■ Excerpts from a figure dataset
§

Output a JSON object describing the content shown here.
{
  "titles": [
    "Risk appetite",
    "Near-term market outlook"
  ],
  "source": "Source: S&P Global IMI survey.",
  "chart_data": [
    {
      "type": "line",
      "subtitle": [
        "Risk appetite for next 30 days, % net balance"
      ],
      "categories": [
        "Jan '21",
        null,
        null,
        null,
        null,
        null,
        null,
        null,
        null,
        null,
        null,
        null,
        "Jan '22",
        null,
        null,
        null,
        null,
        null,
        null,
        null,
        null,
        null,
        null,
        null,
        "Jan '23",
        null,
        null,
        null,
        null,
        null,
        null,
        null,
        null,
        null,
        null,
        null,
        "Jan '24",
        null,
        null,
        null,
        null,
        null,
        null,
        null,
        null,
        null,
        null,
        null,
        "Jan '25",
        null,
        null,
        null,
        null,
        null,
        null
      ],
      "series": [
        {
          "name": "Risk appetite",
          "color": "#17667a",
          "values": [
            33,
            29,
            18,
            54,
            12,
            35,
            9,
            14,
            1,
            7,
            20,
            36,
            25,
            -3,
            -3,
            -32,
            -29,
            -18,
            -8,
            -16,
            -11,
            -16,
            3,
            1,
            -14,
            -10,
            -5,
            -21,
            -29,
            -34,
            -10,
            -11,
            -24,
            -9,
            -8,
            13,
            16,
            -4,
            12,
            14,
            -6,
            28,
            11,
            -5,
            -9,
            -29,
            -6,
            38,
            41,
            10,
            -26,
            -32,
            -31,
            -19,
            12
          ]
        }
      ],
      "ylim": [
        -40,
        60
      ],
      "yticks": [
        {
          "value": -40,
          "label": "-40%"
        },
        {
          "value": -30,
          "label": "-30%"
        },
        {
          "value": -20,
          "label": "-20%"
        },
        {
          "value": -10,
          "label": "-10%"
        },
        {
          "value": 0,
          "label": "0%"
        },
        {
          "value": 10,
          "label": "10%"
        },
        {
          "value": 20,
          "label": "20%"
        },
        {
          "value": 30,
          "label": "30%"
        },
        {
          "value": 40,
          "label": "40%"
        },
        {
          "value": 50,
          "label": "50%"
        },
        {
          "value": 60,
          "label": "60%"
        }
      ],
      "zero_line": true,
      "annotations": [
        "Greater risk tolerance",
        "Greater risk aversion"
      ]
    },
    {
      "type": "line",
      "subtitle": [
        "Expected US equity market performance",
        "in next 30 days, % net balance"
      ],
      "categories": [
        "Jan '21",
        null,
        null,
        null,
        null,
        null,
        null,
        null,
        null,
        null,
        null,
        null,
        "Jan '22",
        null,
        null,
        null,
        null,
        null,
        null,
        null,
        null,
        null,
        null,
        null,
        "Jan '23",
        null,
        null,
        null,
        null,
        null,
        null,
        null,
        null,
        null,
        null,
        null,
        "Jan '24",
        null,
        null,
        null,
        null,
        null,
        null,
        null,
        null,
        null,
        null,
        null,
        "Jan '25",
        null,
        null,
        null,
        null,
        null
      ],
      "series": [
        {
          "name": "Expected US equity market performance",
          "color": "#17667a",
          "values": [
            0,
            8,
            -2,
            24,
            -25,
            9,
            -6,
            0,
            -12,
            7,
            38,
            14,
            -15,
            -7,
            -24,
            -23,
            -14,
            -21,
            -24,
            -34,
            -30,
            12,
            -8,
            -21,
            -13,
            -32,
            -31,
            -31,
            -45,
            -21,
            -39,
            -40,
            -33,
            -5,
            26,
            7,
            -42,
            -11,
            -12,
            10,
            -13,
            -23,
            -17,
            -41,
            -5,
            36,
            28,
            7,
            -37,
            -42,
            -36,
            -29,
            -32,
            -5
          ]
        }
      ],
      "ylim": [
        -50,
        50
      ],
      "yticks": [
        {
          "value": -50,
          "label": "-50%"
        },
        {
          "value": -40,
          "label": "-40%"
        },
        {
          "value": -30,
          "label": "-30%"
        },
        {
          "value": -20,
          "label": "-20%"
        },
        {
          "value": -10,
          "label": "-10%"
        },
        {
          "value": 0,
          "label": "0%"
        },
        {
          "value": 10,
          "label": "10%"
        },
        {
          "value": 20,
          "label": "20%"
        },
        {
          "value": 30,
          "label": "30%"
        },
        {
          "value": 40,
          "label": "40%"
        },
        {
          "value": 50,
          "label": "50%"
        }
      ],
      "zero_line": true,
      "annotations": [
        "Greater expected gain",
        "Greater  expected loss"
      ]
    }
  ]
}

§

■ What you have to do
Exactly as shown, repeat every record.

■ Reply to the task
Output a JSON object describing the content shown here.
{
  "titles": [
    "Risk appetite",
    "Near-term market outlook"
  ],
  "source": "Source: S&P Global IMI survey.",
  "chart_data": [
    {
      "type": "line",
      "subtitle": [
        "Risk appetite for next 30 days, % net balance"
      ],
      "categories": [
        "Jan '21",
        null,
        null,
        null,
        null,
        null,
        null,
        null,
        null,
        null,
        null,
        null,
        "Jan '22",
        null,
        null,
        null,
        null,
        null,
        null,
        null,
        null,
        null,
        null,
        null,
        "Jan '23",
        null,
        null,
        null,
        null,
        null,
        null,
        null,
        null,
        null,
        null,
        null,
        "Jan '24",
        null,
        null,
        null,
        null,
        null,
        null,
        null,
        null,
        null,
        null,
        null,
        "Jan '25",
        null,
        null,
        null,
        null,
        null,
        null
      ],
      "series": [
        {
          "name": "Risk appetite",
          "color": "#17667a",
          "values": [
            33,
            29,
            18,
            54,
            12,
            35,
            9,
            14,
            1,
            7,
            20,
            36,
            25,
            -3,
            -3,
            -32,
            -29,
            -18,
            -8,
            -16,
            -11,
            -16,
            3,
            1,
            -14,
            -10,
            -5,
            -21,
            -29,
            -34,
            -10,
            -11,
            -24,
            -9,
            -8,
            13,
            16,
            -4,
            12,
            14,
            -6,
            28,
            11,
            -5,
            -9,
            -29,
            -6,
            38,
            41,
            10,
            -26,
            -32,
            -31,
            -19,
            12
          ]
        }
      ],
      "ylim": [
        -40,
        60
      ],
      "yticks": [
        {
          "value": -40,
          "label": "-40%"
        },
        {
          "value": -30,
          "label": "-30%"
        },
        {
          "value": -20,
          "label": "-20%"
        },
        {
          "value": -10,
          "label": "-10%"
        },
        {
          "value": 0,
          "label": "0%"
        },
        {
          "value": 10,
          "label": "10%"
        },
        {
          "value": 20,
          "label": "20%"
        },
        {
          "value": 30,
          "label": "30%"
        },
        {
          "value": 40,
          "label": "40%"
        },
        {
          "value": 50,
          "label": "50%"
        },
        {
          "value": 60,
          "label": "60%"
        }
      ],
      "zero_line": true,
      "annotations": [
        "Greater risk tolerance",
        "Greater risk aversion"
      ]
    },
    {
      "type": "line",
      "subtitle": [
        "Expected US equity market performance",
        "in next 30 days, % net balance"
      ],
      "categories": [
        "Jan '21",
        null,
        null,
        null,
        null,
        null,
        null,
        null,
        null,
        null,
        null,
        null,
        "Jan '22",
        null,
        null,
        null,
        null,
        null,
        null,
        null,
        null,
        null,
        null,
        null,
        "Jan '23",
        null,
        null,
        null,
        null,
        null,
        null,
        null,
        null,
        null,
        null,
        null,
        "Jan '24",
        null,
        null,
        null,
        null,
        null,
        null,
        null,
        null,
        null,
        null,
        null,
        "Jan '25",
        null,
        null,
        null,
        null,
        null
      ],
      "series": [
        {
          "name": "Expected US equity market performance",
          "color": "#17667a",
          "values": [
            0,
            8,
            -2,
            24,
            -25,
            9,
            -6,
            0,
            -12,
            7,
            38,
            14,
            -15,
            -7,
            -24,
            -23,
            -14,
            -21,
            -24,
            -34,
            -30,
            12,
            -8,
            -21,
            -13,
            -32,
            -31,
            -31,
            -45,
            -21,
            -39,
            -40,
            -33,
            -5,
            26,
            7,
            -42,
            -11,
            -12,
            10,
            -13,
            -23,
            -17,
            -41,
            -5,
            36,
            28,
            7,
            -37,
            -42,
            -36,
            -29,
            -32,
            -5
          ]
        }
      ],
      "ylim": [
        -50,
        50
      ],
      "yticks": [
        {
          "value": -50,
          "label": "-50%"
        },
        {
          "value": -40,
          "label": "-40%"
        },
        {
          "value": -30,
          "label": "-30%"
        },
        {
          "value": -20,
          "label": "-20%"
        },
        {
          "value": -10,
          "label": "-10%"
        },
        {
          "value": 0,
          "label": "0%"
        },
        {
          "value": 10,
          "label": "10%"
        },
        {
          "value": 20,
          "label": "20%"
        },
        {
          "value": 30,
          "label": "30%"
        },
        {
          "value": 40,
          "label": "40%"
        },
        {
          "value": 50,
          "label": "50%"
        }
      ],
      "zero_line": true,
      "annotations": [
        "Greater expected gain",
        "Greater  expected loss"
      ]
    }
  ]
}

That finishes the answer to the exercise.